> **Given entries**
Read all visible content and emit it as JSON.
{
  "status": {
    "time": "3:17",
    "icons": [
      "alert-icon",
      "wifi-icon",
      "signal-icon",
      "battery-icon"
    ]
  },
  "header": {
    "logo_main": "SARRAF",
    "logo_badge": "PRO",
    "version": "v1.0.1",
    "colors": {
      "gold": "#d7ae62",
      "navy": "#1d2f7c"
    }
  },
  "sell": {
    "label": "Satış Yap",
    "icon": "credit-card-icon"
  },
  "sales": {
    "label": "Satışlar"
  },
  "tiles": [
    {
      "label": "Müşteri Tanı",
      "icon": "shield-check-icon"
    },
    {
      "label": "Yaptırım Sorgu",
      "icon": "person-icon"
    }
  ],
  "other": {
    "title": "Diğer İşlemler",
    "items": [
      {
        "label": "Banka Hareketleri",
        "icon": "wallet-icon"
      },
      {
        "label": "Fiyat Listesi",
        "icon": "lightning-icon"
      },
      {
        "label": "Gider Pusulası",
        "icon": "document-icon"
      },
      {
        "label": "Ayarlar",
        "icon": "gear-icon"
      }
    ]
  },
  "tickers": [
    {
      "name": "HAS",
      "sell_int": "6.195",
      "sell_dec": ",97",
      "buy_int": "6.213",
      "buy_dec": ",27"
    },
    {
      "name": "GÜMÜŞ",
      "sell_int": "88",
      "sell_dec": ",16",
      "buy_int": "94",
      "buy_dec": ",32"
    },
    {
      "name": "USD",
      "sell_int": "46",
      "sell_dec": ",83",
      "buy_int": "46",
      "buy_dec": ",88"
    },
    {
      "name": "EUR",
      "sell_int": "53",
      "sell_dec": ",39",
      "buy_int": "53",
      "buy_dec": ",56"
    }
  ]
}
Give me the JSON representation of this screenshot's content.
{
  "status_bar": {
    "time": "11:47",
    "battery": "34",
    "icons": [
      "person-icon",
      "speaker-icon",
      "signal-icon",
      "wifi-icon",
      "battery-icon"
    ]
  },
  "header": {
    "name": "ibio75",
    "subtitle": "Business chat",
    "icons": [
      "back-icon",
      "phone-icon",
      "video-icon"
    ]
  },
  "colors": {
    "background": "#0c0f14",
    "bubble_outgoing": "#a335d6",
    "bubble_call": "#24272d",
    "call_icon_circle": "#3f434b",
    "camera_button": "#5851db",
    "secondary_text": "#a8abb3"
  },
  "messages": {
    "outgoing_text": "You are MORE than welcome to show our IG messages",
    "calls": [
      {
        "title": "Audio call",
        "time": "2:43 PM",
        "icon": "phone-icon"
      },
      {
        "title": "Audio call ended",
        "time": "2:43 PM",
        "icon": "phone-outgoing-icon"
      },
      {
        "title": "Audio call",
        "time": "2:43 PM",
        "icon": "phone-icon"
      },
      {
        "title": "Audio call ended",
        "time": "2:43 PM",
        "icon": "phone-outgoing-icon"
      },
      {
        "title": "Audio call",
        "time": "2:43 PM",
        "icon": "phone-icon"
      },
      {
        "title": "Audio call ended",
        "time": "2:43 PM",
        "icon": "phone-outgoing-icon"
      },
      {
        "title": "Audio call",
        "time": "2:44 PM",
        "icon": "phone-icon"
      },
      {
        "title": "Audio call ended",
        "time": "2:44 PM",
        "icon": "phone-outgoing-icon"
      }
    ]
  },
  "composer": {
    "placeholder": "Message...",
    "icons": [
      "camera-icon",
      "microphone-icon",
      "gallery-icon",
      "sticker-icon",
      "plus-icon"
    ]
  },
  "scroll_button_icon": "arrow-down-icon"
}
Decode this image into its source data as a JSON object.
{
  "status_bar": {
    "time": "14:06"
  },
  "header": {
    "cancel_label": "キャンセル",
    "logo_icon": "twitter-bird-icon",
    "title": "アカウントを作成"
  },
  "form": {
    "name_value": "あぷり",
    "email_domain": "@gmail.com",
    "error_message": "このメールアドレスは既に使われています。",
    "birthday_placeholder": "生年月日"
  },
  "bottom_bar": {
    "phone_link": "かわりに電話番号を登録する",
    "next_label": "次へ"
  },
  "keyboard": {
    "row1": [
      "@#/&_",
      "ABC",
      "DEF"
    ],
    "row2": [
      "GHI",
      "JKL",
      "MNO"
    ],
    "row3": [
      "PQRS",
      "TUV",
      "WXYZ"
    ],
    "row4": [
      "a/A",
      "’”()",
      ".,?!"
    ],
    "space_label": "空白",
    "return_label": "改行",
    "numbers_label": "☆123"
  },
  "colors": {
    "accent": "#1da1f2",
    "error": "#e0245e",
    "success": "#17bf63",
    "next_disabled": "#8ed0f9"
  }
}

> **Exercise instructions**
All of the entries should be written out again exactly.

> **Answer to this exercise**
Read all visible content and emit it as JSON.
{
  "status": {
    "time": "3:17",
    "icons": [
      "alert-icon",
      "wifi-icon",
      "signal-icon",
      "battery-icon"
    ]
  },
  "header": {
    "logo_main": "SARRAF",
    "logo_badge": "PRO",
    "version": "v1.0.1",
    "colors": {
      "gold": "#d7ae62",
      "navy": "#1d2f7c"
    }
  },
  "sell": {
    "label": "Satış Yap",
    "icon": "credit-card-icon"
  },
  "sales": {
    "label": "Satışlar"
  },
  "tiles": [
    {
      "label": "Müşteri Tanı",
      "icon": "shield-check-icon"
    },
    {
      "label": "Yaptırım Sorgu",
      "icon": "person-icon"
    }
  ],
  "other": {
    "title": "Diğer İşlemler",
    "items": [
      {
        "label": "Banka Hareketleri",
        "icon": "wallet-icon"
      },
      {
        "label": "Fiyat Listesi",
        "icon": "lightning-icon"
      },
      {
        "label": "Gider Pusulası",
        "icon": "document-icon"
      },
      {
        "label": "Ayarlar",
        "icon": "gear-icon"
      }
    ]
  },
  "tickers": [
    {
      "name": "HAS",
      "sell_int": "6.195",
      "sell_dec": ",97",
      "buy_int": "6.213",
      "buy_dec": ",27"
    },
    {
      "name": "GÜMÜŞ",
      "sell_int": "88",
      "sell_dec": ",16",
      "buy_int": "94",
      "buy_dec": ",32"
    },
    {
      "name": "USD",
      "sell_int": "46",
      "sell_dec": ",83",
      "buy_int": "46",
      "buy_dec": ",88"
    },
    {
      "name": "EUR",
      "sell_int": "53",
      "sell_dec": ",39",
      "buy_int": "53",
      "buy_dec": ",56"
    }
  ]
}
Give me the JSON representation of this screenshot's content.
{
  "status_bar": {
    "time": "11:47",
    "battery": "34",
    "icons": [
      "person-icon",
      "speaker-icon",
      "signal-icon",
      "wifi-icon",
      "battery-icon"
    ]
  },
  "header": {
    "name": "ibio75",
    "subtitle": "Business chat",
    "icons": [
      "back-icon",
      "phone-icon",
      "video-icon"
    ]
  },
  "colors": {
    "background": "#0c0f14",
    "bubble_outgoing": "#a335d6",
    "bubble_call": "#24272d",
    "call_icon_circle": "#3f434b",
    "camera_button": "#5851db",
    "secondary_text": "#a8abb3"
  },
  "messages": {
    "outgoing_text": "You are MORE than welcome to show our IG messages",
    "calls": [
      {
        "title": "Audio call",
        "time": "2:43 PM",
        "icon": "phone-icon"
      },
      {
        "title": "Audio call ended",
        "time": "2:43 PM",
        "icon": "phone-outgoing-icon"
      },
      {
        "title": "Audio call",
        "time": "2:43 PM",
        "icon": "phone-icon"
      },
      {
        "title": "Audio call ended",
        "time": "2:43 PM",
        "icon": "phone-outgoing-icon"
      },
      {
        "title": "Audio call",
        "time": "2:43 PM",
        "icon": "phone-icon"
      },
      {
        "title": "Audio call ended",
        "time": "2:43 PM",
        "icon": "phone-outgoing-icon"
      },
      {
        "title": "Audio call",
        "time": "2:44 PM",
        "icon": "phone-icon"
      },
      {
        "title": "Audio call ended",
        "time": "2:44 PM",
        "icon": "phone-outgoing-icon"
      }
    ]
  },
  "composer": {
    "placeholder": "Message...",
    "icons": [
      "camera-icon",
      "microphone-icon",
      "gallery-icon",
      "sticker-icon",
      "plus-icon"
    ]
  },
  "scroll_button_icon": "arrow-down-icon"
}
Decode this image into its source data as a JSON object.
{
  "status_bar": {
    "time": "14:06"
  },
  "header": {
    "cancel_label": "キャンセル",
    "logo_icon": "twitter-bird-icon",
    "title": "アカウントを作成"
  },
  "form": {
    "name_value": "あぷり",
    "email_domain": "@gmail.com",
    "error_message": "このメールアドレスは既に使われています。",
    "birthday_placeholder": "生年月日"
  },
  "bottom_bar": {
    "phone_link": "かわりに電話番号を登録する",
    "next_label": "次へ"
  },
  "keyboard": {
    "row1": [
      "@#/&_",
      "ABC",
      "DEF"
    ],
    "row2": [
      "GHI",
      "JKL",
      "MNO"
    ],
    "row3": [
      "PQRS",
      "TUV",
      "WXYZ"
    ],
    "row4": [
      "a/A",
      "’”()",
      ".,?!"
    ],
    "space_label": "空白",
    "return_label": "改行",
    "numbers_label": "☆123"
  },
  "colors": {
    "accent": "#1da1f2",
    "error": "#e0245e",
    "success": "#17bf63",
    "next_disabled": "#8ed0f9"
  }
}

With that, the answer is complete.